**What the exercise asks**
In the listing below, identify each line with the word "about" and return those lines.

**Data extracted from a collection**
* * *

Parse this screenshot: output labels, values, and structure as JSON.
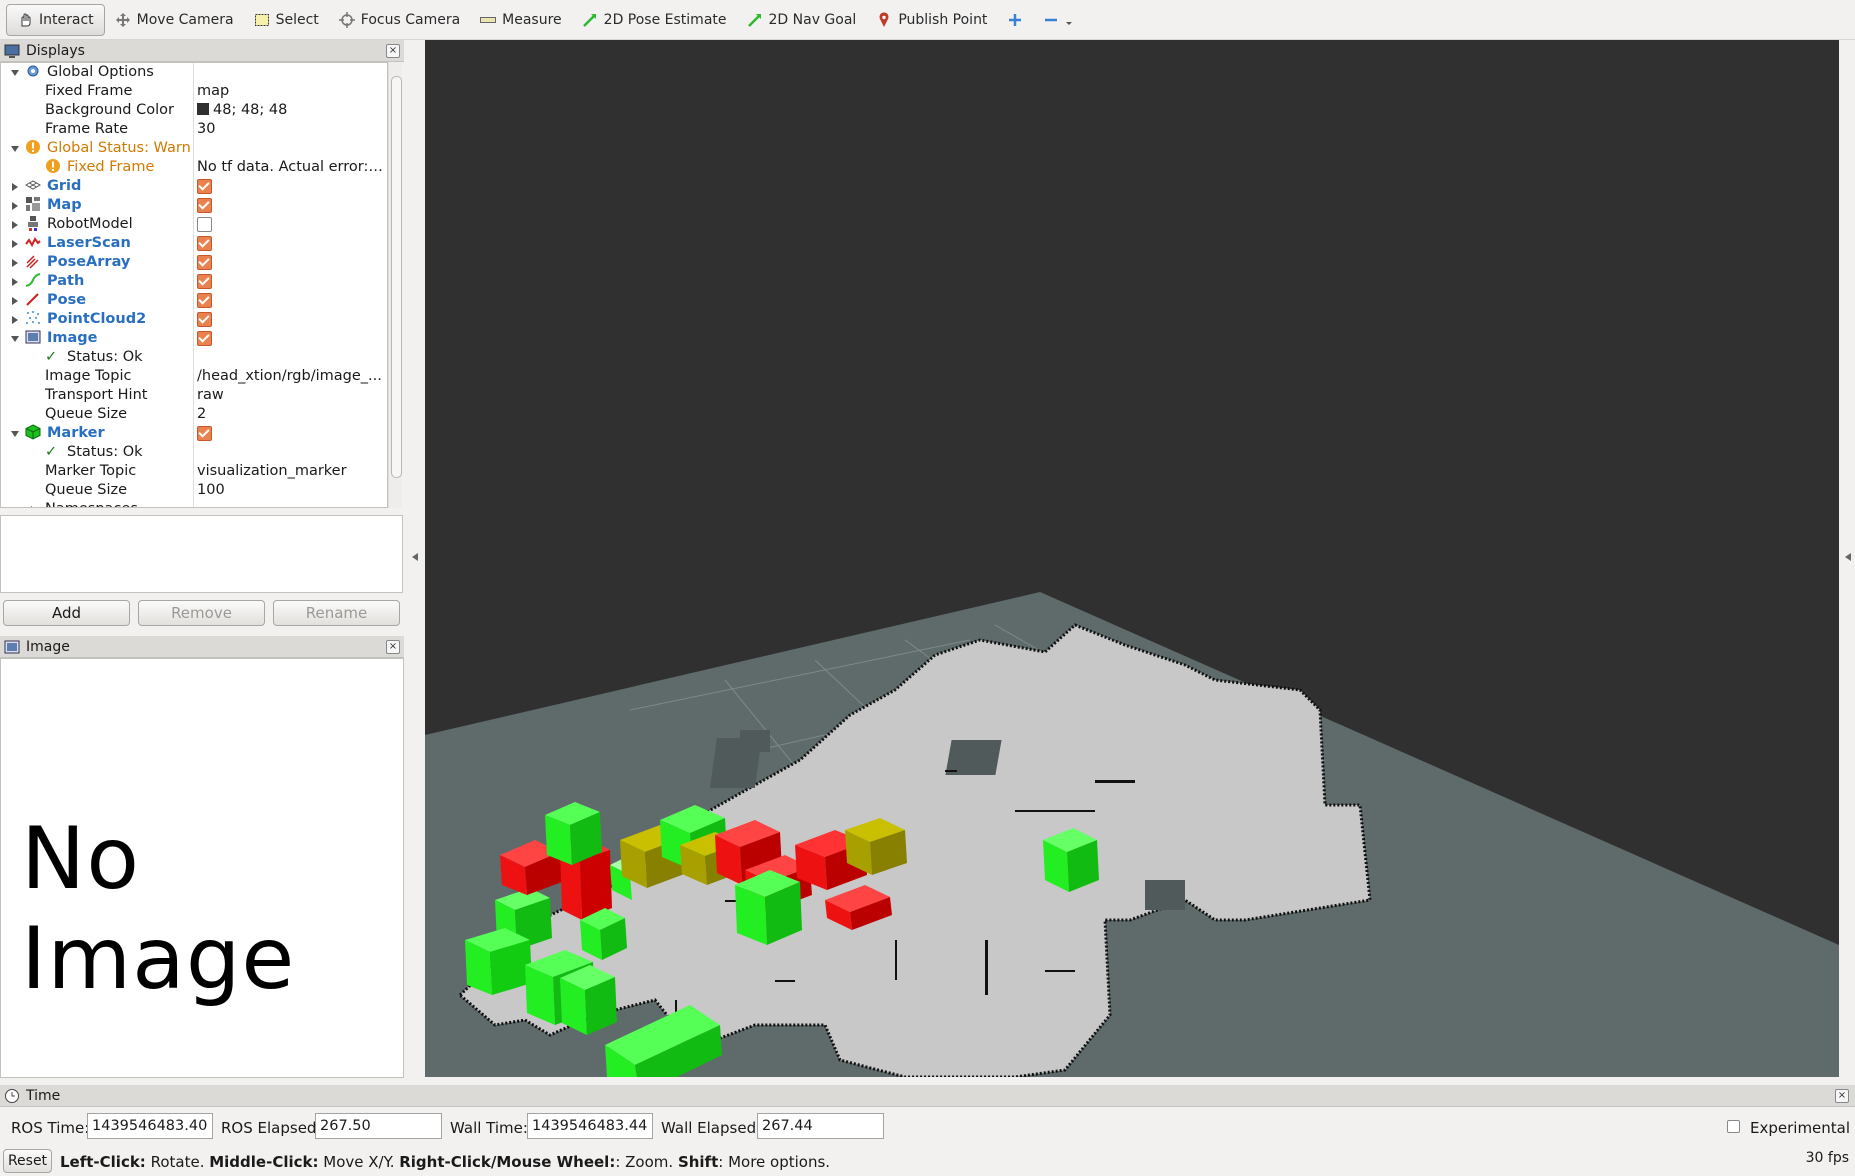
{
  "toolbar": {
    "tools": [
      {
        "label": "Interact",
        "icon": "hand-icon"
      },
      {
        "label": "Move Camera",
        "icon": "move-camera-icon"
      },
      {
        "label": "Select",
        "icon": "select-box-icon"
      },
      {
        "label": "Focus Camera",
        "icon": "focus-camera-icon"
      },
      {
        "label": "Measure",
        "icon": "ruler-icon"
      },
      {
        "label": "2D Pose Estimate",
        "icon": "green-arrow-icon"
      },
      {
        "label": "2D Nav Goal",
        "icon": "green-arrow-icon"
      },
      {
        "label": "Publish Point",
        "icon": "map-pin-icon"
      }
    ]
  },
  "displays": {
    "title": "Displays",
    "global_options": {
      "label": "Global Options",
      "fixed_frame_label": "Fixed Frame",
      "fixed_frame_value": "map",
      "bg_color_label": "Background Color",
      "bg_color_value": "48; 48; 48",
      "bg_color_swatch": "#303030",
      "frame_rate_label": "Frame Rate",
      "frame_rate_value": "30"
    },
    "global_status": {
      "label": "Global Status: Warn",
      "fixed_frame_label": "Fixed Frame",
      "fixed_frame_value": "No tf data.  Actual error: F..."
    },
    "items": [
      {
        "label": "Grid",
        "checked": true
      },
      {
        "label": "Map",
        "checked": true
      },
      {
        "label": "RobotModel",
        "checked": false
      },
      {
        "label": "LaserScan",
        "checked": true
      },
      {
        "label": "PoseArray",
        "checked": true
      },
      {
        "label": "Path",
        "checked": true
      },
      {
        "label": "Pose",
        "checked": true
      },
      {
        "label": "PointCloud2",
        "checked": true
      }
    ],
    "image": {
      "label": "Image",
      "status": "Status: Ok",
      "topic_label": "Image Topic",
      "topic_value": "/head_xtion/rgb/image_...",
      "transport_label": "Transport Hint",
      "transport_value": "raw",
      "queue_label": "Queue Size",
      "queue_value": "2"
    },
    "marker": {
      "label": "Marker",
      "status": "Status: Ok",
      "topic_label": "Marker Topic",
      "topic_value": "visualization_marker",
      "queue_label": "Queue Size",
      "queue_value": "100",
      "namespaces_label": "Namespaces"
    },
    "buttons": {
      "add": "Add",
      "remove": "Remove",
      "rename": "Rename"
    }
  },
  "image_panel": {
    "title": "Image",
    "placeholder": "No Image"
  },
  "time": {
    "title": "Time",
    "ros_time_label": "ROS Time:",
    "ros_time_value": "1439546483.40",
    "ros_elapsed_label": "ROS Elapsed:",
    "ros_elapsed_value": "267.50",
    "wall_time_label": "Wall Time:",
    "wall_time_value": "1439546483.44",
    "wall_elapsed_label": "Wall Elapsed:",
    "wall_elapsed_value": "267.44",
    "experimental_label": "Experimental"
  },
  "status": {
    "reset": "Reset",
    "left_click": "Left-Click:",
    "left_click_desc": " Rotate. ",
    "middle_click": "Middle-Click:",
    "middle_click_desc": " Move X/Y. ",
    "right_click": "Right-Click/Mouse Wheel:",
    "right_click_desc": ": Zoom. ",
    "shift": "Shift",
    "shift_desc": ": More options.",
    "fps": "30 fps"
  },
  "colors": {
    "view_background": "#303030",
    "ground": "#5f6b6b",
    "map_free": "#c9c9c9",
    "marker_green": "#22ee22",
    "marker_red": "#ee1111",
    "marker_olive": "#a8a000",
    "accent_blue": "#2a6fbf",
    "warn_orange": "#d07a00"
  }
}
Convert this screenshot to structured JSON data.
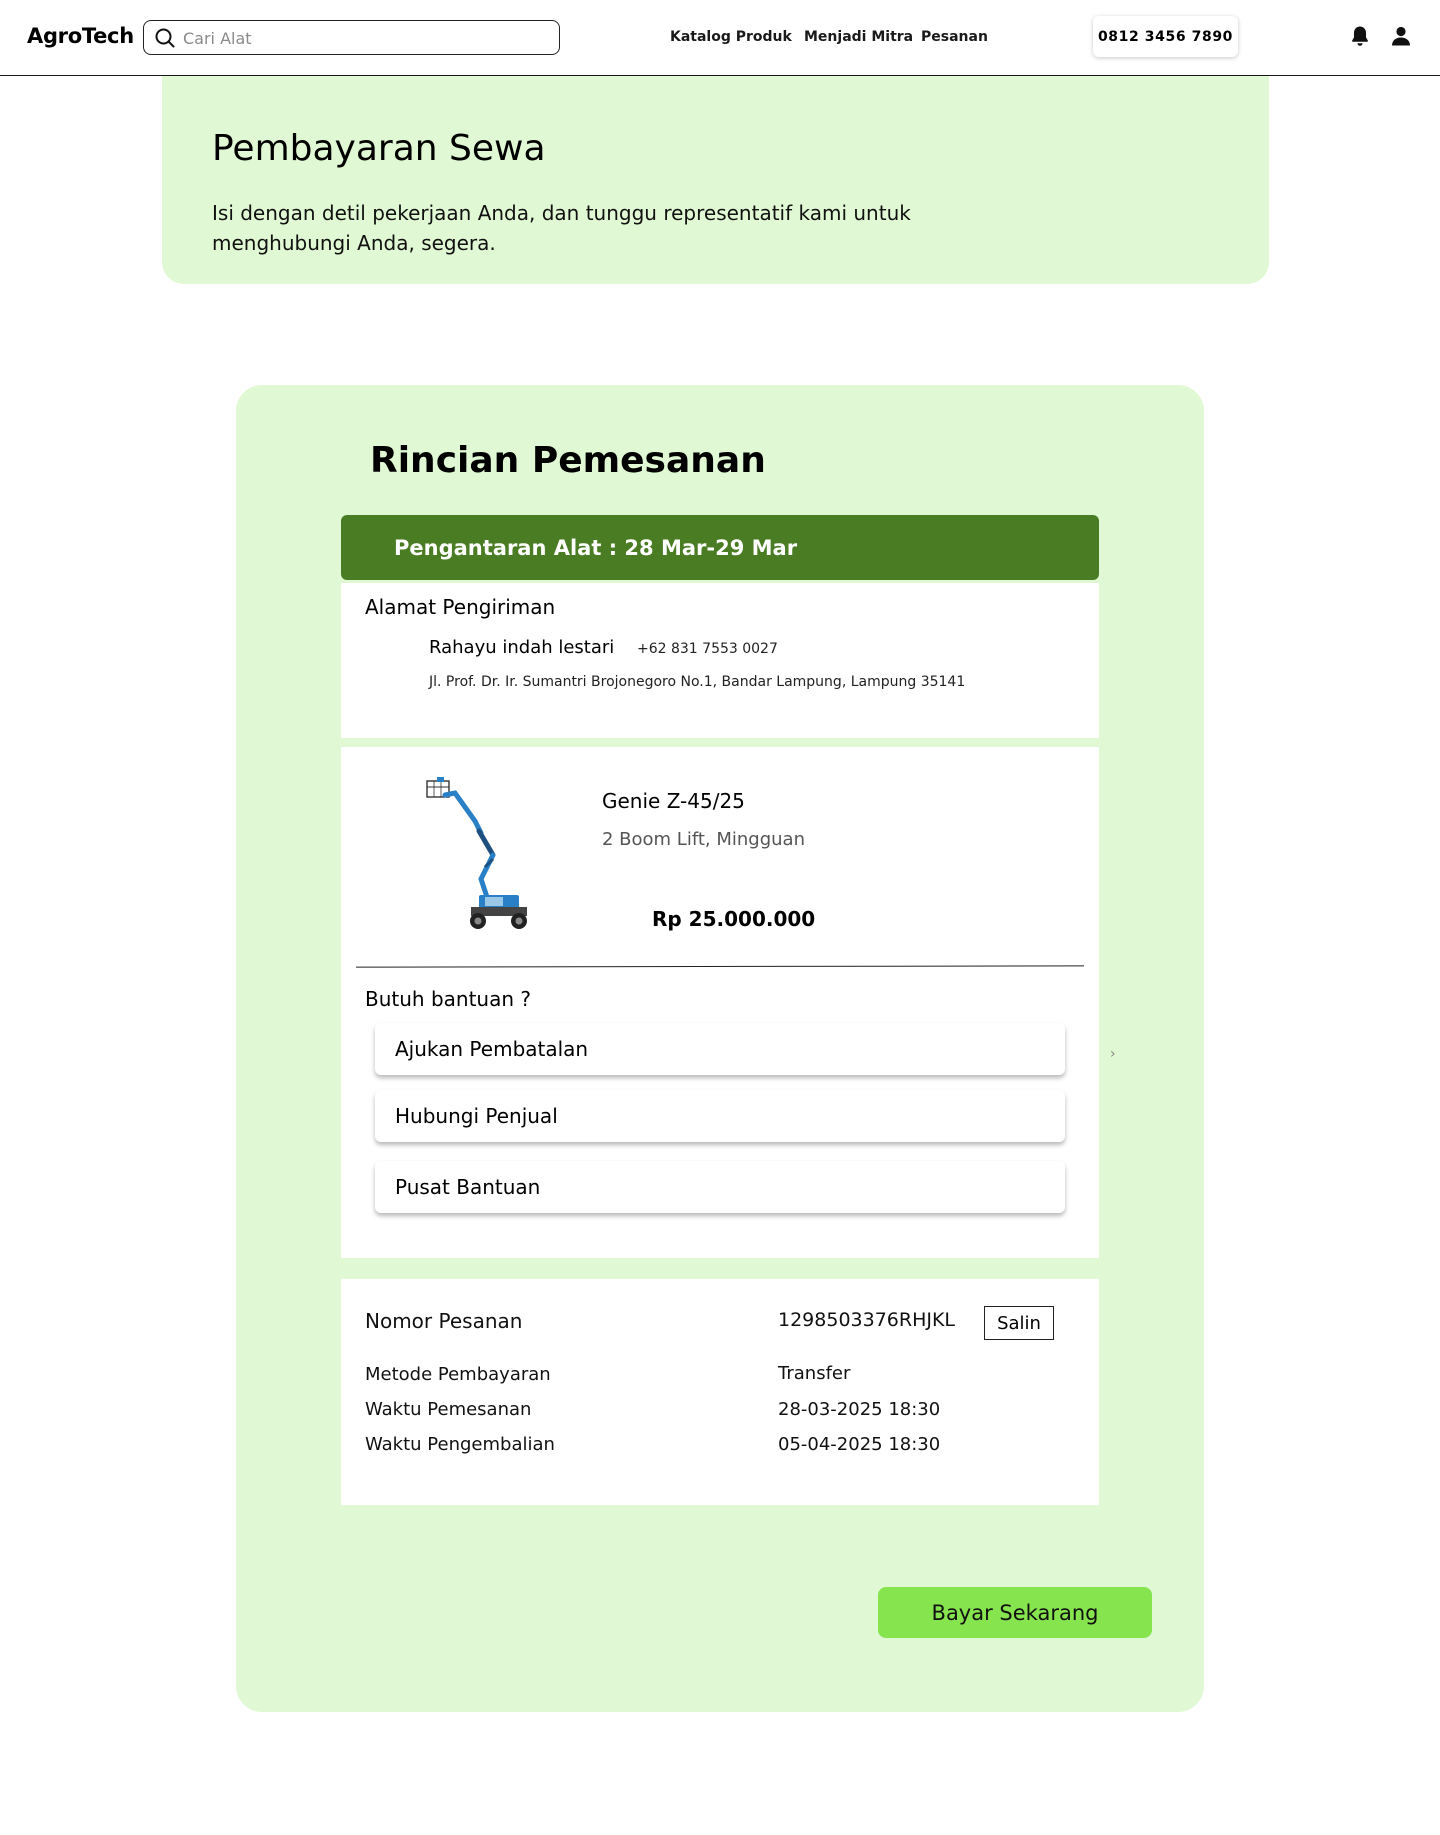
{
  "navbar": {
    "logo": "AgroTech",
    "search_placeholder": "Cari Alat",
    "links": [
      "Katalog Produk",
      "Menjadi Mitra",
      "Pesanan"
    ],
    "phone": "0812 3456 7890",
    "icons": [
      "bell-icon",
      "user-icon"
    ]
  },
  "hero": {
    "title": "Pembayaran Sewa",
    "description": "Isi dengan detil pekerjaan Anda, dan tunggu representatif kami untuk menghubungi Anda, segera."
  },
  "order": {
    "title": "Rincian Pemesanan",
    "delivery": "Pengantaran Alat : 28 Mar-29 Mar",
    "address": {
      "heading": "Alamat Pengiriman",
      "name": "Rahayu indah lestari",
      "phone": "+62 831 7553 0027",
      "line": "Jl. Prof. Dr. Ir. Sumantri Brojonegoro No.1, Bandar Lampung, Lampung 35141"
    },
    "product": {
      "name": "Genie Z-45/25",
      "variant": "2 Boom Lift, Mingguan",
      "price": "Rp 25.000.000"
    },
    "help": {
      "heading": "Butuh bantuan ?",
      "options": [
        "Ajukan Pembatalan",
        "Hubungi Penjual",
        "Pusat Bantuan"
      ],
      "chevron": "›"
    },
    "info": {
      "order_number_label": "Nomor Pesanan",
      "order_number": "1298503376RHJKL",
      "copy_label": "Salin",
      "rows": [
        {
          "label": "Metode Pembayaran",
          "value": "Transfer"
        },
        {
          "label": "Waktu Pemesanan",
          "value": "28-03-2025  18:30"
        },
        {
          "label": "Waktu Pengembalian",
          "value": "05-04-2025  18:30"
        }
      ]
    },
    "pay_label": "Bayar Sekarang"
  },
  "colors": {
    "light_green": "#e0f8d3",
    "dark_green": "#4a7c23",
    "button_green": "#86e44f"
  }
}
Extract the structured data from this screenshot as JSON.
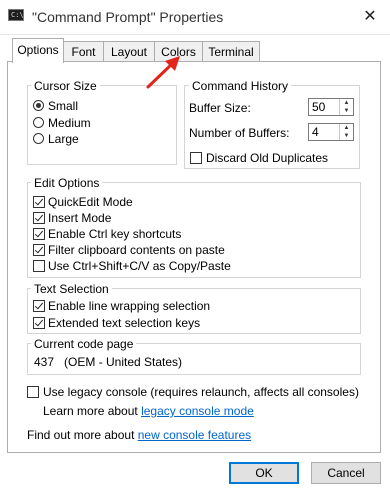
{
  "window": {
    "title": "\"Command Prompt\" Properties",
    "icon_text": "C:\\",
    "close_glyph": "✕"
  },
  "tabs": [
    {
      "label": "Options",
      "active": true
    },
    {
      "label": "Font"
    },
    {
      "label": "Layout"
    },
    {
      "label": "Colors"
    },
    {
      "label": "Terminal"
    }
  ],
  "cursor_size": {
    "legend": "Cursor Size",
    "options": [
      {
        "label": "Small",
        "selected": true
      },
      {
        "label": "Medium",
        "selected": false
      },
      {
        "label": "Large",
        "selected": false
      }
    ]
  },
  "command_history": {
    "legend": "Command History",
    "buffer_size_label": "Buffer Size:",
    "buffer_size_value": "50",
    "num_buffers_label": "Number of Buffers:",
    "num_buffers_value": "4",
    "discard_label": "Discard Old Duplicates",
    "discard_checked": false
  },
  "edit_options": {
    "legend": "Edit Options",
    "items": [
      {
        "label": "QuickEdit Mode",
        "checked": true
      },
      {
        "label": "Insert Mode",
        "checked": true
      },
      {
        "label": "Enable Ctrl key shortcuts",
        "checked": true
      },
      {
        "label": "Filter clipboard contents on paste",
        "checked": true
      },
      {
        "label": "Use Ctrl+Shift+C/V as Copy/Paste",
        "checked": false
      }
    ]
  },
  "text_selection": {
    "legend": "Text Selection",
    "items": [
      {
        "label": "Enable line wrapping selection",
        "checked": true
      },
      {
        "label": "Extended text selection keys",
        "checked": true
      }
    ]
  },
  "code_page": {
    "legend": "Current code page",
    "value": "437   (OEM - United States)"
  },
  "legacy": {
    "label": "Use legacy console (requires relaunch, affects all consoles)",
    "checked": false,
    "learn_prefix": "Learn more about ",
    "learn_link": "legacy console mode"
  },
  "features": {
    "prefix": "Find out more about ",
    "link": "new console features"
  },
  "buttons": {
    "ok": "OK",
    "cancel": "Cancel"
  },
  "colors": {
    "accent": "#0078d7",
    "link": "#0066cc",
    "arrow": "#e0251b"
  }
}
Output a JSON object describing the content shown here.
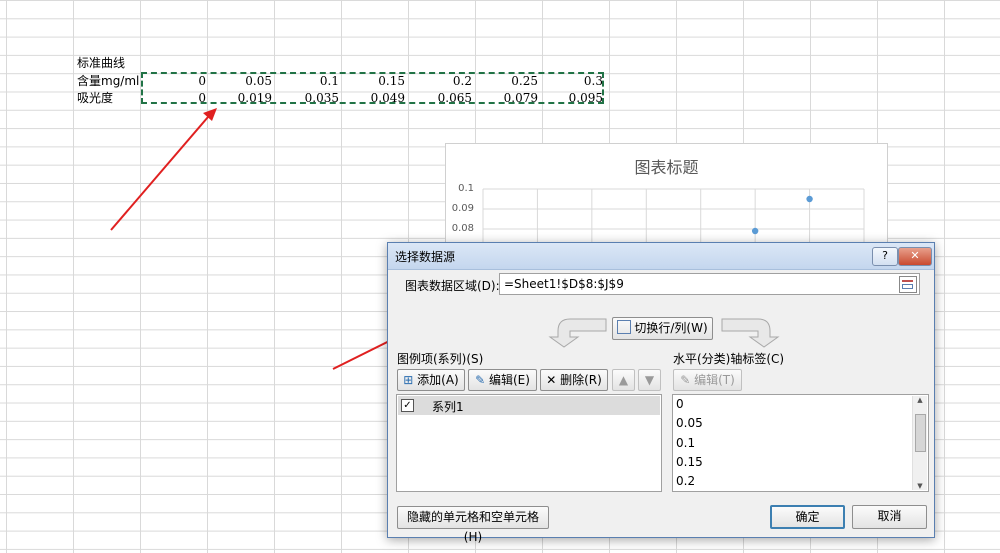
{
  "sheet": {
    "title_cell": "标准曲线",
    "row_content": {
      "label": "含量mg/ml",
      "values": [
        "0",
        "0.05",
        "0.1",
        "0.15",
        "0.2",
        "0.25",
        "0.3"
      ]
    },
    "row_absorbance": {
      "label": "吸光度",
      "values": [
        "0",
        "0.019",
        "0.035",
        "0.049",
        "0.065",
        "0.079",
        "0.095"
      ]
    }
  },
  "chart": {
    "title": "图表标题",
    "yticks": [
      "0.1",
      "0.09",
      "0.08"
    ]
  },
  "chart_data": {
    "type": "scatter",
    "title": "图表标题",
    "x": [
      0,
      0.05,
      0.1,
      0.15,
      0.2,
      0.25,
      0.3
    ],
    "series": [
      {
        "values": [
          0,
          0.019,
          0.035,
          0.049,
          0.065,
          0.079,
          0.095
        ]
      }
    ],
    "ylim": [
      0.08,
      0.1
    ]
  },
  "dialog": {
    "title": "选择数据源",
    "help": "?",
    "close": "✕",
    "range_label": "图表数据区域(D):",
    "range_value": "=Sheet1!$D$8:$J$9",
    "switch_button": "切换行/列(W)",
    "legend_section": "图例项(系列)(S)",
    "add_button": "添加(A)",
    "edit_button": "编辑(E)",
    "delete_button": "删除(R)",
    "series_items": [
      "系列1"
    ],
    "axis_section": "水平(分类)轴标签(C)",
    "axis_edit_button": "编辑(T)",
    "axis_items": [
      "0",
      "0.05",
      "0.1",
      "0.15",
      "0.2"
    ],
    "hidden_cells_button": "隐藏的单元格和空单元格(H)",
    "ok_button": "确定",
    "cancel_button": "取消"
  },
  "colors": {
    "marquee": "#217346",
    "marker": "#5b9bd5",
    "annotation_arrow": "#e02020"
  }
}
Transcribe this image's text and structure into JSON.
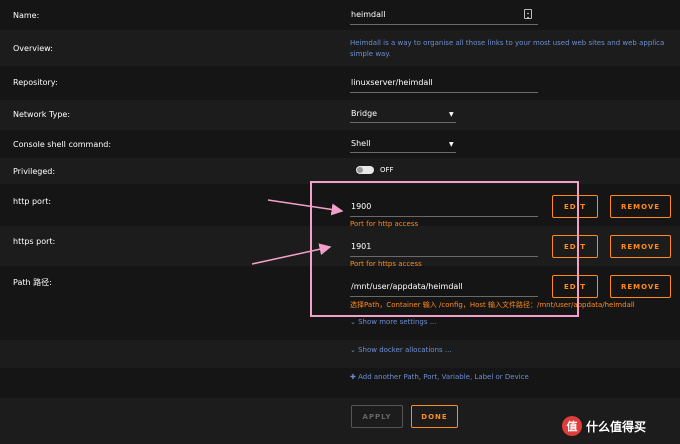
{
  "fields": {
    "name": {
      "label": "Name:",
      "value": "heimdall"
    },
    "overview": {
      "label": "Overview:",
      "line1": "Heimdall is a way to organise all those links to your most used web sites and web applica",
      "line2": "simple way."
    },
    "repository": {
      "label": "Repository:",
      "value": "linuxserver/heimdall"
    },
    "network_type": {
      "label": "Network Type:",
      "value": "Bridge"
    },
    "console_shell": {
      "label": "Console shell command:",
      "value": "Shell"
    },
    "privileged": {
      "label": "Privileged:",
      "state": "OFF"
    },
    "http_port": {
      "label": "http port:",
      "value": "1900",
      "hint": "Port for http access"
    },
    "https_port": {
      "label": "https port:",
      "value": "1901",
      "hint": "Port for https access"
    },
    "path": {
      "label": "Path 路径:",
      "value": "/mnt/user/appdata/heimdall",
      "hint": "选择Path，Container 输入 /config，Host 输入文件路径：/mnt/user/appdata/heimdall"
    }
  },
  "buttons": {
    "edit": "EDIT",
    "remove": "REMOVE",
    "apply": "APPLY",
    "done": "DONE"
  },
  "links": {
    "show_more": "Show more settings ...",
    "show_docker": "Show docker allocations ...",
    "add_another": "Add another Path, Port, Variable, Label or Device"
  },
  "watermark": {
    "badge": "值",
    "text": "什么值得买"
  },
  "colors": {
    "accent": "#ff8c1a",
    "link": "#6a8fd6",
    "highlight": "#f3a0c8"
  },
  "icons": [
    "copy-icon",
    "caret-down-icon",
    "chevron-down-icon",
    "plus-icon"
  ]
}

* * *

**Finished exercise**
    "learn_prefix": "Learn more about ",
    "prefix": "Find out more about ",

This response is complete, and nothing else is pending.